== Data provided
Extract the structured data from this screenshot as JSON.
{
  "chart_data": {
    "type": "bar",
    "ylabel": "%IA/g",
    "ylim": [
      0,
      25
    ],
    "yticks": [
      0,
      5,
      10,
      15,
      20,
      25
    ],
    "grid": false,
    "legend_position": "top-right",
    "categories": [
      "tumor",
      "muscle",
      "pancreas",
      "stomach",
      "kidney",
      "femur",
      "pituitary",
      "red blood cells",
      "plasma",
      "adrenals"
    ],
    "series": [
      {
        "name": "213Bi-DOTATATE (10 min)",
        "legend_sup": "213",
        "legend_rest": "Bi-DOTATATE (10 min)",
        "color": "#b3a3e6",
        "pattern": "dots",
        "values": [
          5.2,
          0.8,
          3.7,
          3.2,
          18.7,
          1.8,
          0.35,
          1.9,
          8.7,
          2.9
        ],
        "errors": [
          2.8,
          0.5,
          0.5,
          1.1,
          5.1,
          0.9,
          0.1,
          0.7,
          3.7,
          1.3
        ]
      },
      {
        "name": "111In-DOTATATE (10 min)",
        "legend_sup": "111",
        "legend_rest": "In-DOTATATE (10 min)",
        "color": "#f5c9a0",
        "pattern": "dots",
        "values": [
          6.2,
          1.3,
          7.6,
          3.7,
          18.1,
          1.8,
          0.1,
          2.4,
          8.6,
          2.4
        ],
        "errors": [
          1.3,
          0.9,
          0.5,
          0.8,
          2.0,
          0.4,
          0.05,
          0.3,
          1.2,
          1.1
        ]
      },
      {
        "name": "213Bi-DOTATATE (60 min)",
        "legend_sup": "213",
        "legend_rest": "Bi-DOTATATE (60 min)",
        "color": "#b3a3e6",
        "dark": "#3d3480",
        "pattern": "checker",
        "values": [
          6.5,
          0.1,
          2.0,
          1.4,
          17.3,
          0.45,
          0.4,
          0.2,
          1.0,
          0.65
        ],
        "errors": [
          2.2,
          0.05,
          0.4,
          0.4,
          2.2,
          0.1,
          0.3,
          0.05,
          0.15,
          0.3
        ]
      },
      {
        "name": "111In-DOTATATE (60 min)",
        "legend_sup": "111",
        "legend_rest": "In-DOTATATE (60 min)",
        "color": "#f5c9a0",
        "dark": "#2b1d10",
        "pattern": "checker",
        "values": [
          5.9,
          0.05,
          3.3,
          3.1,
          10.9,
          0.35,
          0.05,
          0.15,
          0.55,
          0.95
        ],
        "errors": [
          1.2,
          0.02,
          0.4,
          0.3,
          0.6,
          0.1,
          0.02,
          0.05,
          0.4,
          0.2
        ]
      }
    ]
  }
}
====
- Try it -
Copy out all of the records above with nothing altered.

- Exercise response -
Extract the structured data from this screenshot as JSON.
{
  "chart_data": {
    "type": "bar",
    "ylabel": "%IA/g",
    "ylim": [
      0,
      25
    ],
    "yticks": [
      0,
      5,
      10,
      15,
      20,
      25
    ],
    "grid": false,
    "legend_position": "top-right",
    "categories": [
      "tumor",
      "muscle",
      "pancreas",
      "stomach",
      "kidney",
      "femur",
      "pituitary",
      "red blood cells",
      "plasma",
      "adrenals"
    ],
    "series": [
      {
        "name": "213Bi-DOTATATE (10 min)",
        "legend_sup": "213",
        "legend_rest": "Bi-DOTATATE (10 min)",
        "color": "#b3a3e6",
        "pattern": "dots",
        "values": [
          5.2,
          0.8,
          3.7,
          3.2,
          18.7,
          1.8,
          0.35,
          1.9,
          8.7,
          2.9
        ],
        "errors": [
          2.8,
          0.5,
          0.5,
          1.1,
          5.1,
          0.9,
          0.1,
          0.7,
          3.7,
          1.3
        ]
      },
      {
        "name": "111In-DOTATATE (10 min)",
        "legend_sup": "111",
        "legend_rest": "In-DOTATATE (10 min)",
        "color": "#f5c9a0",
        "pattern": "dots",
        "values": [
          6.2,
          1.3,
          7.6,
          3.7,
          18.1,
          1.8,
          0.1,
          2.4,
          8.6,
          2.4
        ],
        "errors": [
          1.3,
          0.9,
          0.5,
          0.8,
          2.0,
          0.4,
          0.05,
          0.3,
          1.2,
          1.1
        ]
      },
      {
        "name": "213Bi-DOTATATE (60 min)",
        "legend_sup": "213",
        "legend_rest": "Bi-DOTATATE (60 min)",
        "color": "#b3a3e6",
        "dark": "#3d3480",
        "pattern": "checker",
        "values": [
          6.5,
          0.1,
          2.0,
          1.4,
          17.3,
          0.45,
          0.4,
          0.2,
          1.0,
          0.65
        ],
        "errors": [
          2.2,
          0.05,
          0.4,
          0.4,
          2.2,
          0.1,
          0.3,
          0.05,
          0.15,
          0.3
        ]
      },
      {
        "name": "111In-DOTATATE (60 min)",
        "legend_sup": "111",
        "legend_rest": "In-DOTATATE (60 min)",
        "color": "#f5c9a0",
        "dark": "#2b1d10",
        "pattern": "checker",
        "values": [
          5.9,
          0.05,
          3.3,
          3.1,
          10.9,
          0.35,
          0.05,
          0.15,
          0.55,
          0.95
        ],
        "errors": [
          1.2,
          0.02,
          0.4,
          0.3,
          0.6,
          0.1,
          0.02,
          0.05,
          0.4,
          0.2
        ]
      }
    ]
  }
}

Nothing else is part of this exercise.